Excerpted passage:
──────────────────────────────

Edith Wharton was born Edith Newbold Jones into a wealthy family on 24 January, 1862 in New York City. She was the youngest of three children born to George Frederic and Lucretia Jones, descendants of English and Dutch colonists who had made their fortunes in banking, shipping, and real estate. She was a member of the fashionable 'old money' society of New York, which she was to observe and satirize in her novels and stories. Privately educated by European governesses, she wrote stories and poems from childhood. In 1866, the family moved to Europe to conserve funds in the post-Civil War depression, before returning to the United States in 1872.
In 1885, Edith married Edward (Teddy) Wharton, a Boston banker twelve years her senior. The marriage was unhappy and within a few years she was suffering from neurotic ailments which ended in a nervous breakdown. Her doctors advised her to write as part of her 'rest-cure.' Her first book, The Decoration of Houses, was published in 1897. Her first collection of short stories appeared in 1899.
In 1902, the Whartons moved into the country house that Edith had built, The Mount, in Lenox, Massachusetts. In 1903, prompted by a downturn in Teddy's health, they left for Europe, where Edith thrived on the stimulating salon culture. Until 1912 they divided their time between homes in the United States and Paris. But as Edith recovered and grew in professional standing, her husband declined into mental instability. In 1906-09, Wharton had an affair with the American journalist Morton Fullerton. When Edith discovered Teddy had embezzled money from her to support his mistress, the marriage collapsed. The Whartons were divorced in 1913 and Edith lived for the rest of her life in France.

──────────────────────────────

Problem A:
Answer each question using the Edith Wharton biography.
(i) In what year did the Jones family move to Europe?
(ii) What was the title of Wharton's first book?
(iii) In what year were the Whartons divorced?
Problem B: Reproduce word for word the portion of the Edith Wharton biography from "Edith Wharton was" up to and including "States in 1872.".
Problem C: List every person named in the Edith Wharton biography other than Edith Wharton herself.
The lines that come after this point have no connection to the Edith Wharton biography.

Supplied material:

──────────────────────────────

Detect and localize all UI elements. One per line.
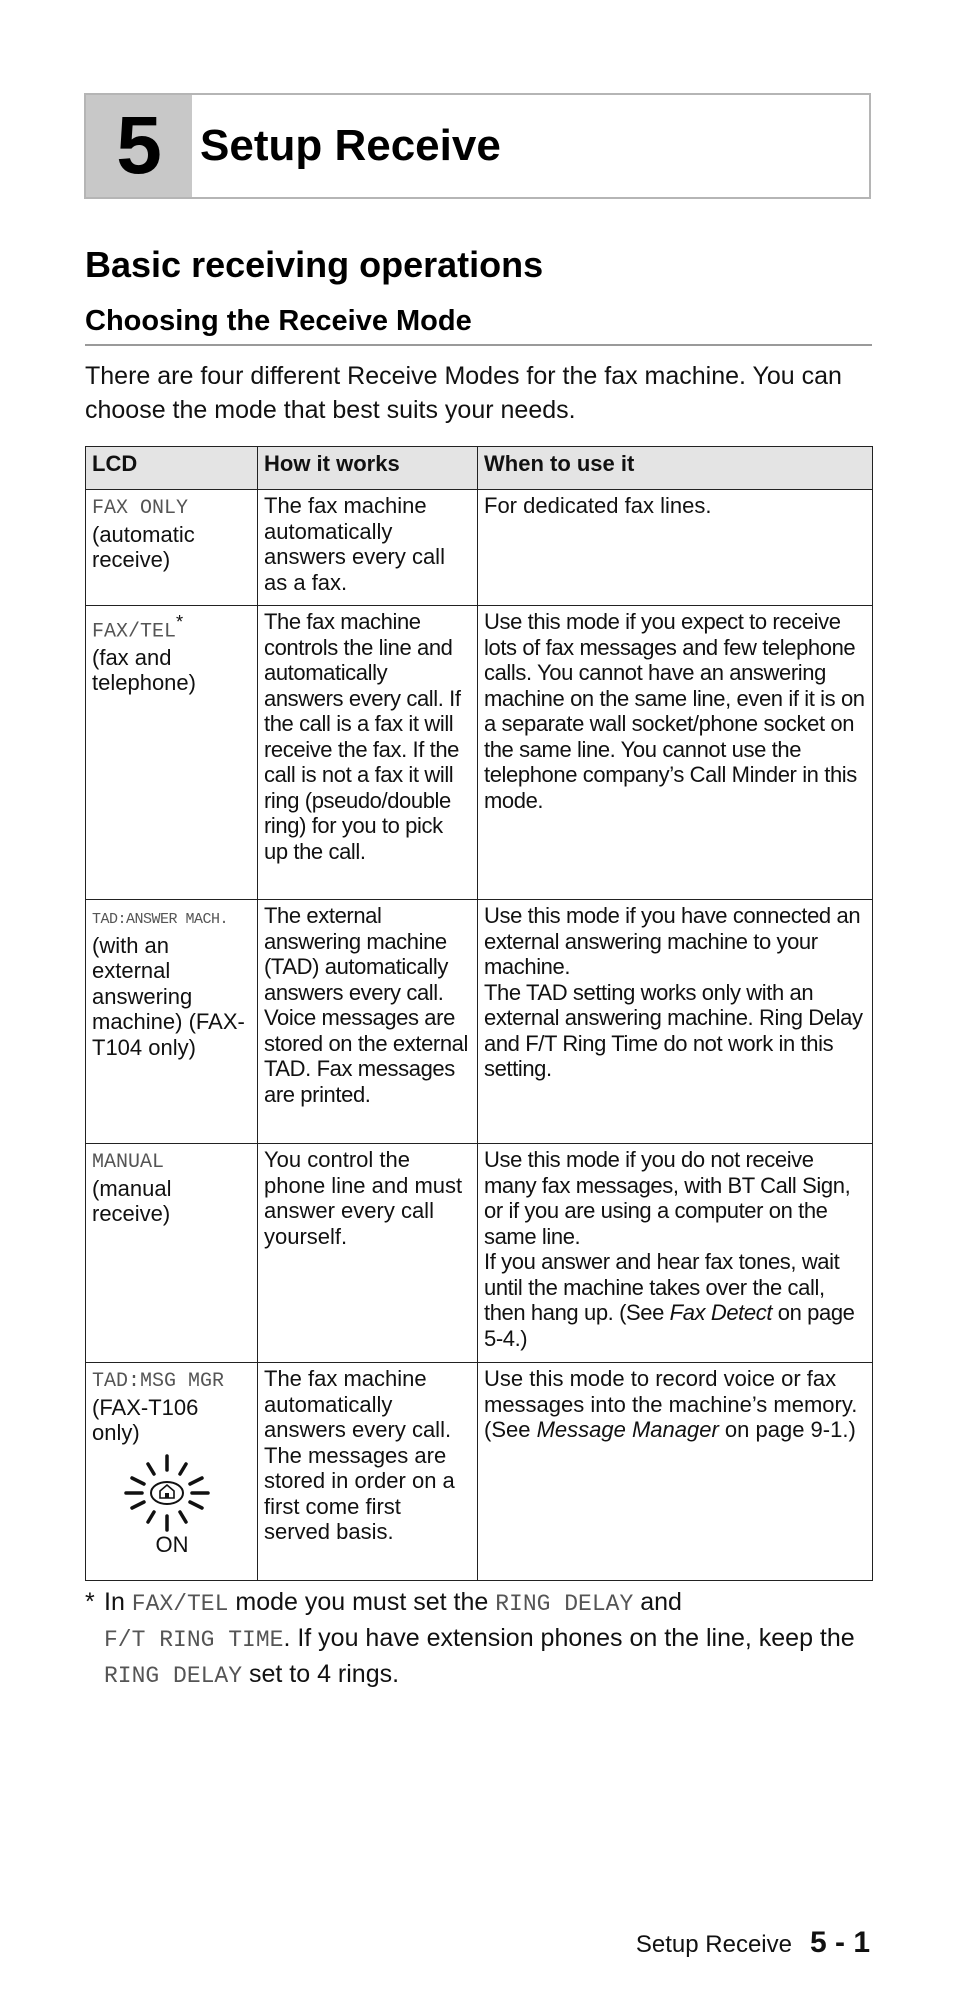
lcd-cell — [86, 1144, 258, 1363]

──────────────────────────────

Correct answer A:
(i) 1866
(ii) The Decoration of Houses
(iii) 1913

Correct answer B:
Edith Wharton was born Edith Newbold Jones into a wealthy family on 24 January, 1862 in New York City. She was the youngest of three children born to George Frederic and Lucretia Jones, descendants of English and Dutch colonists who had made their fortunes in banking, shipping, and real estate. She was a member of the fashionable 'old money' society of New York, which she was to observe and satirize in her novels and stories. Privately educated by European governesses, she wrote stories and poems from childhood. In 1866, the family moved to Europe to conserve funds in the post-Civil War depression, before returning to the United States in 1872.

Correct answer C:
- George Frederic Jones
- Lucretia Jones
- Edward (Teddy) Wharton
- Morton Fullerton